### TASK TO COMPLETE
Write the records out again exactly, leaving no images in.

### INFORMATION PROVIDED
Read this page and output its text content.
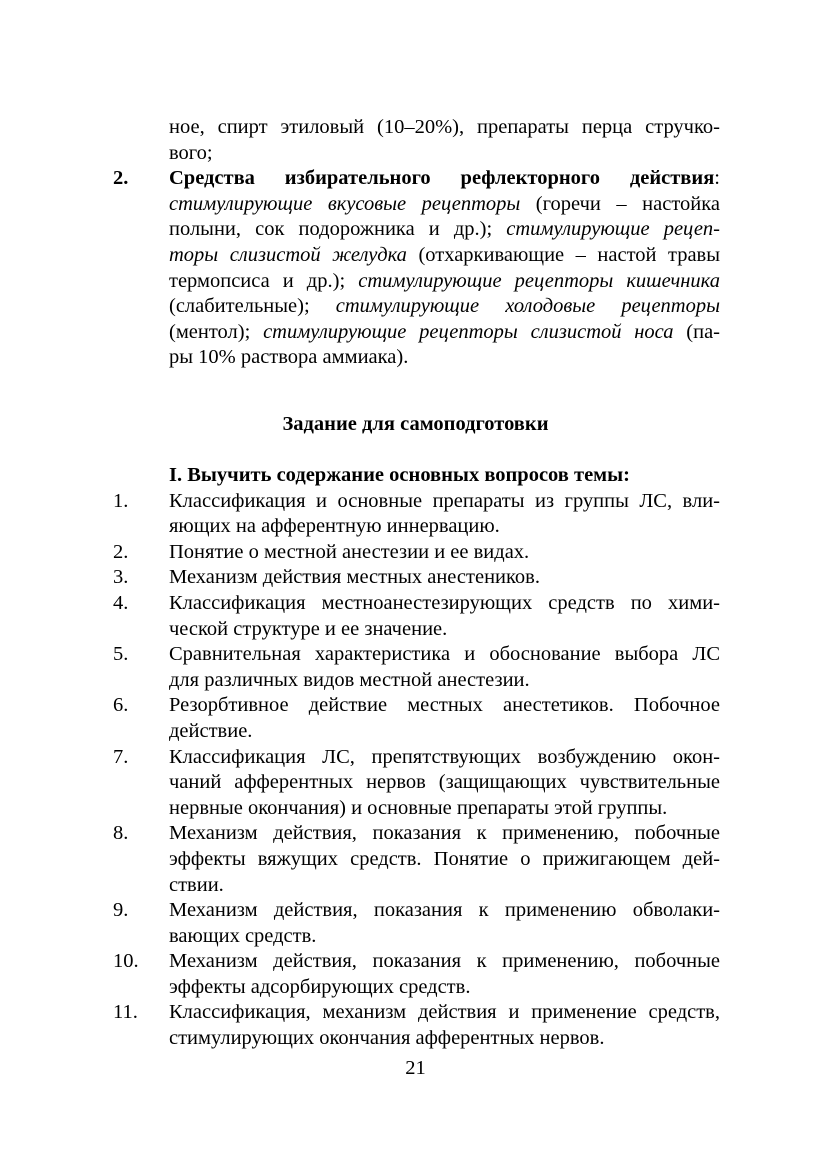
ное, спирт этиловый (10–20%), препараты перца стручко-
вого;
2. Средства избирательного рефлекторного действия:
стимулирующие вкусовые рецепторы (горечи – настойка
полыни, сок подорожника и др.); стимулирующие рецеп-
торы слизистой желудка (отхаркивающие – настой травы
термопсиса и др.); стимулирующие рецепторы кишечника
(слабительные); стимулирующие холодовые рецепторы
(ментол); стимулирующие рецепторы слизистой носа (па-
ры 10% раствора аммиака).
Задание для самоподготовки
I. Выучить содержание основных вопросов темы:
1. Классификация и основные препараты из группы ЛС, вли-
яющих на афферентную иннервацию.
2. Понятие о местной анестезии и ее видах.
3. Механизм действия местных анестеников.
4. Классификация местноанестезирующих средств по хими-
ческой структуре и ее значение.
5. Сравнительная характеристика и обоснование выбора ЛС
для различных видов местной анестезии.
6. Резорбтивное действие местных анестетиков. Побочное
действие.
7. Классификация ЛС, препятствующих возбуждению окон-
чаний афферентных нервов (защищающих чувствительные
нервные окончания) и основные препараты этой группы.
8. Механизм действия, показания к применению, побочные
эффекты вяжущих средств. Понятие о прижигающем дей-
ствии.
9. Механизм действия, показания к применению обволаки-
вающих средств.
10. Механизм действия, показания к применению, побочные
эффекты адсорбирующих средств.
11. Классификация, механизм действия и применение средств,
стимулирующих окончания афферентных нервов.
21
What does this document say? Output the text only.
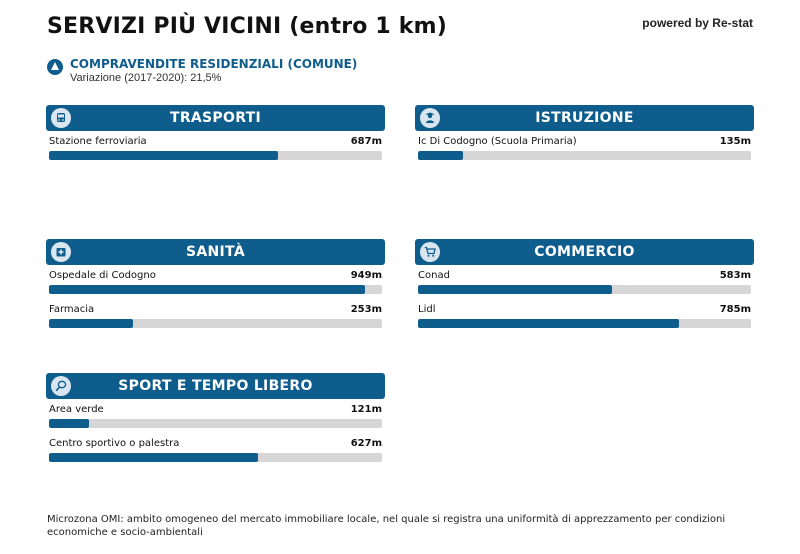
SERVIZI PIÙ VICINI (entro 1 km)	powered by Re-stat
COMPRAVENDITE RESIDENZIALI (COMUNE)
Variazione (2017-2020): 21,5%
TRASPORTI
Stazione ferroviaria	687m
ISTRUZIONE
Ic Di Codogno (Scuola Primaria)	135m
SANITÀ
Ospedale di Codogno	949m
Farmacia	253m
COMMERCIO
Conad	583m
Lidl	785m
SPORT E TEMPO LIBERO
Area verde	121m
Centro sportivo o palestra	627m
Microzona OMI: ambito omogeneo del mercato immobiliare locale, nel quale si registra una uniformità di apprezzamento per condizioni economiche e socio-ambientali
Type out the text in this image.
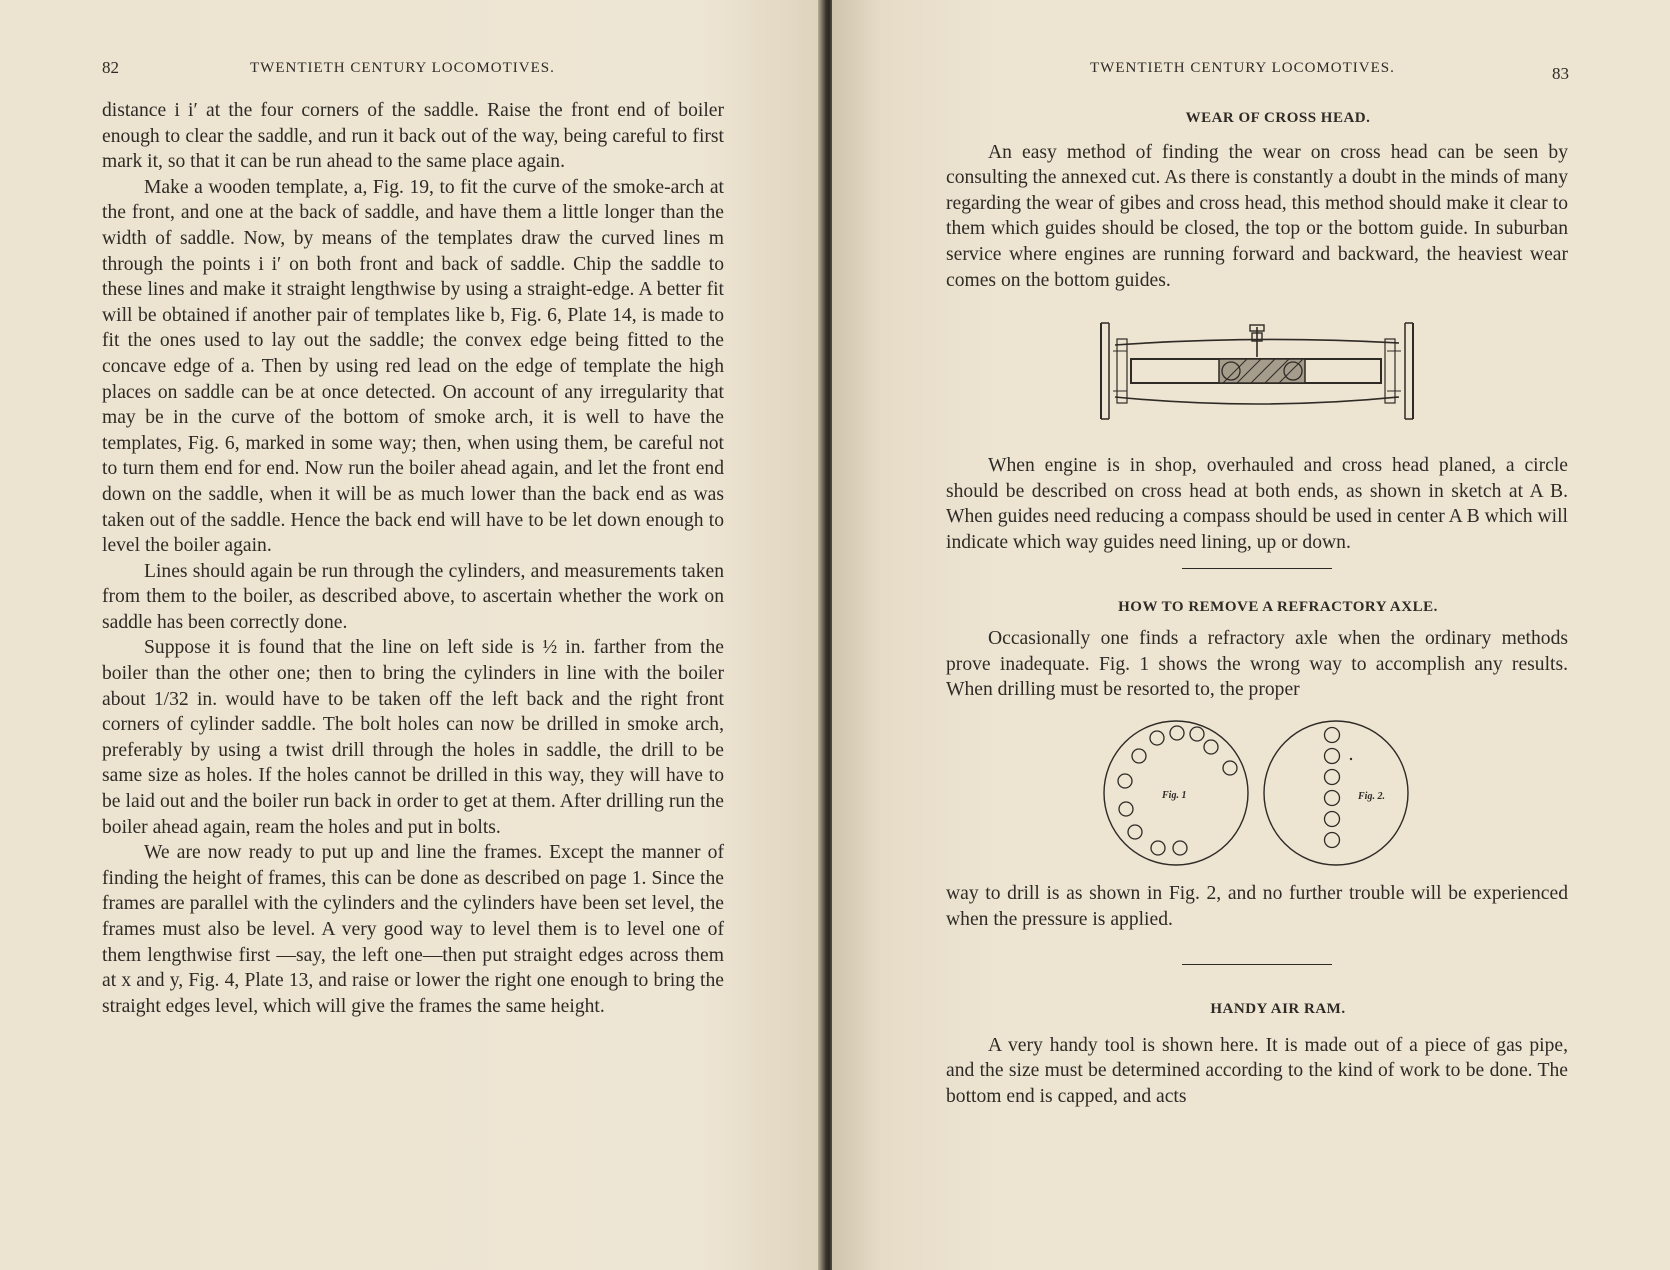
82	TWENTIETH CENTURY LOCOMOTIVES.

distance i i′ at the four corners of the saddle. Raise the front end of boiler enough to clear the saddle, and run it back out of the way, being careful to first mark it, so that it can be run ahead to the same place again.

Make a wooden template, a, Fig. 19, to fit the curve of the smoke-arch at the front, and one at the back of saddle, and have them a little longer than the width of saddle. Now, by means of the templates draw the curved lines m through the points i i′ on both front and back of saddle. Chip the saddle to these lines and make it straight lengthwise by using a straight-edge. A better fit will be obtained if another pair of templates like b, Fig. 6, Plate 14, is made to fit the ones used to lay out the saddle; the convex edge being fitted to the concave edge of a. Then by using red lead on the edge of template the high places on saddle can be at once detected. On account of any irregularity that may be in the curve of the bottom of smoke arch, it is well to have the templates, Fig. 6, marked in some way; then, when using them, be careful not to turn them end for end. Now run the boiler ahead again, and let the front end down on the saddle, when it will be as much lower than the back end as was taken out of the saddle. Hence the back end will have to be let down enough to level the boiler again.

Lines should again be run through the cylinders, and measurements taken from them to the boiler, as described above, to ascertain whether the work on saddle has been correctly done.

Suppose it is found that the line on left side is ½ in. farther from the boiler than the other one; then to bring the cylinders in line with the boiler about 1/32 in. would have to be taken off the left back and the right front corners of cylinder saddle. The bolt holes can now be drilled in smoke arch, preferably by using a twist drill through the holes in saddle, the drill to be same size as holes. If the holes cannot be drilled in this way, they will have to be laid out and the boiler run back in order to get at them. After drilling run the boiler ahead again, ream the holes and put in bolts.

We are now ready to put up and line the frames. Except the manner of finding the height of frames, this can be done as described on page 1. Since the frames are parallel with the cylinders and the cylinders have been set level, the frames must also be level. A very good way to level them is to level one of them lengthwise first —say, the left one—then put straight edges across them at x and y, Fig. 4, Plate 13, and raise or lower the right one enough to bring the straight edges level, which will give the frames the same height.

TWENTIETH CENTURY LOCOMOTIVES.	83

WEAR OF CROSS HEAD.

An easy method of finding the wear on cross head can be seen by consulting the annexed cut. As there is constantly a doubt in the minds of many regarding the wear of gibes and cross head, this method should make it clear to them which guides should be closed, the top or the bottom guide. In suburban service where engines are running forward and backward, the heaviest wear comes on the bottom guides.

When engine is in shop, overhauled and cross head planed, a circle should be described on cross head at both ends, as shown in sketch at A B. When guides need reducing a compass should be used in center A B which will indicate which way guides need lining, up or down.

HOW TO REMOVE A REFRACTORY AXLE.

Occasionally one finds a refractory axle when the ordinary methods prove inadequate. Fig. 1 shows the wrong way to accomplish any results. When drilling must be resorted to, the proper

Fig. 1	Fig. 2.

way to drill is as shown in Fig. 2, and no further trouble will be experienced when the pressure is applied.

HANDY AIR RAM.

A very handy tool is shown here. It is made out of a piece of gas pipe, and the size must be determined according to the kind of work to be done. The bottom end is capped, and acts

### WORKED SOLUTION
Read this page and output its text content.
ное, спирт этиловый (10–20%), препараты перца стручко-
вого;
2. Средства избирательного рефлекторного действия:
стимулирующие вкусовые рецепторы (горечи – настойка
полыни, сок подорожника и др.); стимулирующие рецеп-
торы слизистой желудка (отхаркивающие – настой травы
термопсиса и др.); стимулирующие рецепторы кишечника
(слабительные); стимулирующие холодовые рецепторы
(ментол); стимулирующие рецепторы слизистой носа (па-
ры 10% раствора аммиака).
Задание для самоподготовки
I. Выучить содержание основных вопросов темы:
1. Классификация и основные препараты из группы ЛС, вли-
яющих на афферентную иннервацию.
2. Понятие о местной анестезии и ее видах.
3. Механизм действия местных анестеников.
4. Классификация местноанестезирующих средств по хими-
ческой структуре и ее значение.
5. Сравнительная характеристика и обоснование выбора ЛС
для различных видов местной анестезии.
6. Резорбтивное действие местных анестетиков. Побочное
действие.
7. Классификация ЛС, препятствующих возбуждению окон-
чаний афферентных нервов (защищающих чувствительные
нервные окончания) и основные препараты этой группы.
8. Механизм действия, показания к применению, побочные
эффекты вяжущих средств. Понятие о прижигающем дей-
ствии.
9. Механизм действия, показания к применению обволаки-
вающих средств.
10. Механизм действия, показания к применению, побочные
эффекты адсорбирующих средств.
11. Классификация, механизм действия и применение средств,
стимулирующих окончания афферентных нервов.
21
What does this document say? Output the text only.
SERVIZI PIÙ VICINI (entro 1 km)	powered by Re-stat
COMPRAVENDITE RESIDENZIALI (COMUNE)
Variazione (2017-2020): 21,5%
TRASPORTI
Stazione ferroviaria	687m
ISTRUZIONE
Ic Di Codogno (Scuola Primaria)	135m
SANITÀ
Ospedale di Codogno	949m
Farmacia	253m
COMMERCIO
Conad	583m
Lidl	785m
SPORT E TEMPO LIBERO
Area verde	121m
Centro sportivo o palestra	627m
Microzona OMI: ambito omogeneo del mercato immobiliare locale, nel quale si registra una uniformità di apprezzamento per condizioni economiche e socio-ambientali
Type out the text in this image.
82	TWENTIETH CENTURY LOCOMOTIVES.

distance i i′ at the four corners of the saddle. Raise the front end of boiler enough to clear the saddle, and run it back out of the way, being careful to first mark it, so that it can be run ahead to the same place again.

Make a wooden template, a, Fig. 19, to fit the curve of the smoke-arch at the front, and one at the back of saddle, and have them a little longer than the width of saddle. Now, by means of the templates draw the curved lines m through the points i i′ on both front and back of saddle. Chip the saddle to these lines and make it straight lengthwise by using a straight-edge. A better fit will be obtained if another pair of templates like b, Fig. 6, Plate 14, is made to fit the ones used to lay out the saddle; the convex edge being fitted to the concave edge of a. Then by using red lead on the edge of template the high places on saddle can be at once detected. On account of any irregularity that may be in the curve of the bottom of smoke arch, it is well to have the templates, Fig. 6, marked in some way; then, when using them, be careful not to turn them end for end. Now run the boiler ahead again, and let the front end down on the saddle, when it will be as much lower than the back end as was taken out of the saddle. Hence the back end will have to be let down enough to level the boiler again.

Lines should again be run through the cylinders, and measurements taken from them to the boiler, as described above, to ascertain whether the work on saddle has been correctly done.

Suppose it is found that the line on left side is ½ in. farther from the boiler than the other one; then to bring the cylinders in line with the boiler about 1/32 in. would have to be taken off the left back and the right front corners of cylinder saddle. The bolt holes can now be drilled in smoke arch, preferably by using a twist drill through the holes in saddle, the drill to be same size as holes. If the holes cannot be drilled in this way, they will have to be laid out and the boiler run back in order to get at them. After drilling run the boiler ahead again, ream the holes and put in bolts.

We are now ready to put up and line the frames. Except the manner of finding the height of frames, this can be done as described on page 1. Since the frames are parallel with the cylinders and the cylinders have been set level, the frames must also be level. A very good way to level them is to level one of them lengthwise first —say, the left one—then put straight edges across them at x and y, Fig. 4, Plate 13, and raise or lower the right one enough to bring the straight edges level, which will give the frames the same height.

TWENTIETH CENTURY LOCOMOTIVES.	83

WEAR OF CROSS HEAD.

An easy method of finding the wear on cross head can be seen by consulting the annexed cut. As there is constantly a doubt in the minds of many regarding the wear of gibes and cross head, this method should make it clear to them which guides should be closed, the top or the bottom guide. In suburban service where engines are running forward and backward, the heaviest wear comes on the bottom guides.

When engine is in shop, overhauled and cross head planed, a circle should be described on cross head at both ends, as shown in sketch at A B. When guides need reducing a compass should be used in center A B which will indicate which way guides need lining, up or down.

HOW TO REMOVE A REFRACTORY AXLE.

Occasionally one finds a refractory axle when the ordinary methods prove inadequate. Fig. 1 shows the wrong way to accomplish any results. When drilling must be resorted to, the proper

Fig. 1	Fig. 2.

way to drill is as shown in Fig. 2, and no further trouble will be experienced when the pressure is applied.

HANDY AIR RAM.

A very handy tool is shown here. It is made out of a piece of gas pipe, and the size must be determined according to the kind of work to be done. The bottom end is capped, and acts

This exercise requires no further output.